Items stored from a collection
====================

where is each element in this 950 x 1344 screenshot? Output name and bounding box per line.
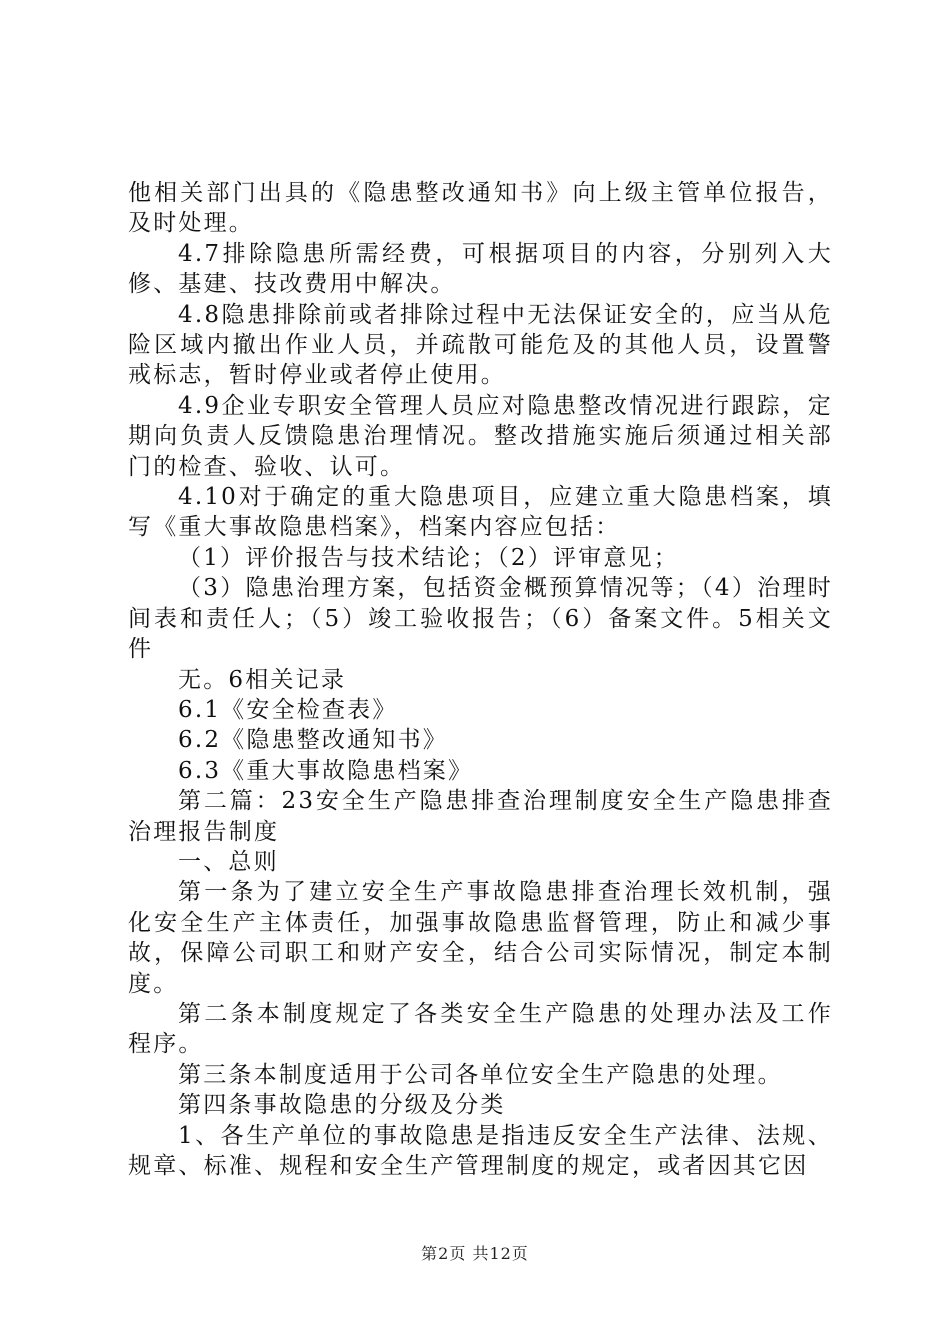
- page-footer: 第2页 共12页: [421, 1244, 529, 1263]
- paragraph-15: 第二条本制度规定了各类安全生产隐患的处理办法及工作程序。: [128, 1000, 833, 1058]
- paragraph-17: 第四条事故隐患的分级及分类: [178, 1092, 506, 1119]
- paragraph-6: （1）评价报告与技术结论；（2）评审意见；: [178, 544, 679, 571]
- paragraph-8: 无。6相关记录: [178, 666, 347, 693]
- paragraph-16: 第三条本制度适用于公司各单位安全生产隐患的处理。: [178, 1061, 783, 1088]
- paragraph-9: 6.1《安全检查表》: [178, 696, 398, 723]
- paragraph-18: 1、各生产单位的事故隐患是指违反安全生产法律、法规、规章、标准、规程和安全生产管理制度的规定，或者因其它因: [128, 1122, 833, 1179]
- paragraph-7: （3）隐患治理方案，包括资金概预算情况等；（4）治理时间表和责任人；（5）竣工验收报告；（6）备案文件。5相关文件: [128, 575, 833, 663]
- document-body: [128, 178, 833, 1181]
- paragraph-2: 4.7排除隐患所需经费，可根据项目的内容，分别列入大修、基建、技改费用中解决。: [128, 240, 833, 298]
- paragraph-1: 他相关部门出具的《隐患整改通知书》向上级主管单位报告，及时处理。: [128, 180, 833, 237]
- paragraph-4: 4.9企业专职安全管理人员应对隐患整改情况进行跟踪，定期向负责人反馈隐患治理情况。整改措施实施后须通过相关部门的检查、验收、认可。: [128, 392, 833, 480]
- paragraph-10: 6.2《隐患整改通知书》: [178, 727, 448, 754]
- paragraph-11: 6.3《重大事故隐患档案》: [178, 757, 474, 784]
- paragraph-3: 4.8隐患排除前或者排除过程中无法保证安全的，应当从危险区域内撤出作业人员，并疏散可能危及的其他人员，设置警戒标志，暂时停业或者停止使用。: [128, 301, 833, 389]
- paragraph-5: 4.10对于确定的重大隐患项目，应建立重大隐患档案，填写《重大事故隐患档案》，档案内容应包括：: [128, 484, 833, 541]
- paragraph-12-section-title: 第二篇：23安全生产隐患排查治理制度安全生产隐患排查治理报告制度: [128, 788, 833, 845]
- paragraph-14: 第一条为了建立安全生产事故隐患排查治理长效机制，强化安全生产主体责任，加强事故隐患监督管理，防止和减少事故，保障公司职工和财产安全，结合公司实际情况，制定本制度。: [128, 879, 833, 997]
- paragraph-13-heading: 一、总则: [178, 848, 279, 875]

====================

#### TASK TO CARRY OUT:
Arrange every line of the records above as a JSON list of strings, one string per line, skipping any blank lines. Leave the pictures out.

#### ANSWER TO THE PROBLEM:
[
  "where is each element in this 950 x 1344 screenshot? Output name and bounding box per line.",
  "- page-footer: 第2页 共12页: [421, 1244, 529, 1263]",
  "- paragraph-15: 第二条本制度规定了各类安全生产隐患的处理办法及工作程序。: [128, 1000, 833, 1058]",
  "- paragraph-17: 第四条事故隐患的分级及分类: [178, 1092, 506, 1119]",
  "- paragraph-6: （1）评价报告与技术结论；（2）评审意见；: [178, 544, 679, 571]",
  "- paragraph-8: 无。6相关记录: [178, 666, 347, 693]",
  "- paragraph-16: 第三条本制度适用于公司各单位安全生产隐患的处理。: [178, 1061, 783, 1088]",
  "- paragraph-9: 6.1《安全检查表》: [178, 696, 398, 723]",
  "- paragraph-18: 1、各生产单位的事故隐患是指违反安全生产法律、法规、规章、标准、规程和安全生产管理制度的规定，或者因其它因: [128, 1122, 833, 1179]",
  "- paragraph-7: （3）隐患治理方案，包括资金概预算情况等；（4）治理时间表和责任人；（5）竣工验收报告；（6）备案文件。5相关文件: [128, 575, 833, 663]",
  "- document-body: [128, 178, 833, 1181]",
  "- paragraph-2: 4.7排除隐患所需经费，可根据项目的内容，分别列入大修、基建、技改费用中解决。: [128, 240, 833, 298]",
  "- paragraph-1: 他相关部门出具的《隐患整改通知书》向上级主管单位报告，及时处理。: [128, 180, 833, 237]",
  "- paragraph-4: 4.9企业专职安全管理人员应对隐患整改情况进行跟踪，定期向负责人反馈隐患治理情况。整改措施实施后须通过相关部门的检查、验收、认可。: [128, 392, 833, 480]",
  "- paragraph-10: 6.2《隐患整改通知书》: [178, 727, 448, 754]",
  "- paragraph-11: 6.3《重大事故隐患档案》: [178, 757, 474, 784]",
  "- paragraph-3: 4.8隐患排除前或者排除过程中无法保证安全的，应当从危险区域内撤出作业人员，并疏散可能危及的其他人员，设置警戒标志，暂时停业或者停止使用。: [128, 301, 833, 389]",
  "- paragraph-5: 4.10对于确定的重大隐患项目，应建立重大隐患档案，填写《重大事故隐患档案》，档案内容应包括：: [128, 484, 833, 541]",
  "- paragraph-12-section-title: 第二篇：23安全生产隐患排查治理制度安全生产隐患排查治理报告制度: [128, 788, 833, 845]",
  "- paragraph-14: 第一条为了建立安全生产事故隐患排查治理长效机制，强化安全生产主体责任，加强事故隐患监督管理，防止和减少事故，保障公司职工和财产安全，结合公司实际情况，制定本制度。: [128, 879, 833, 997]",
  "- paragraph-13-heading: 一、总则: [178, 848, 279, 875]"
]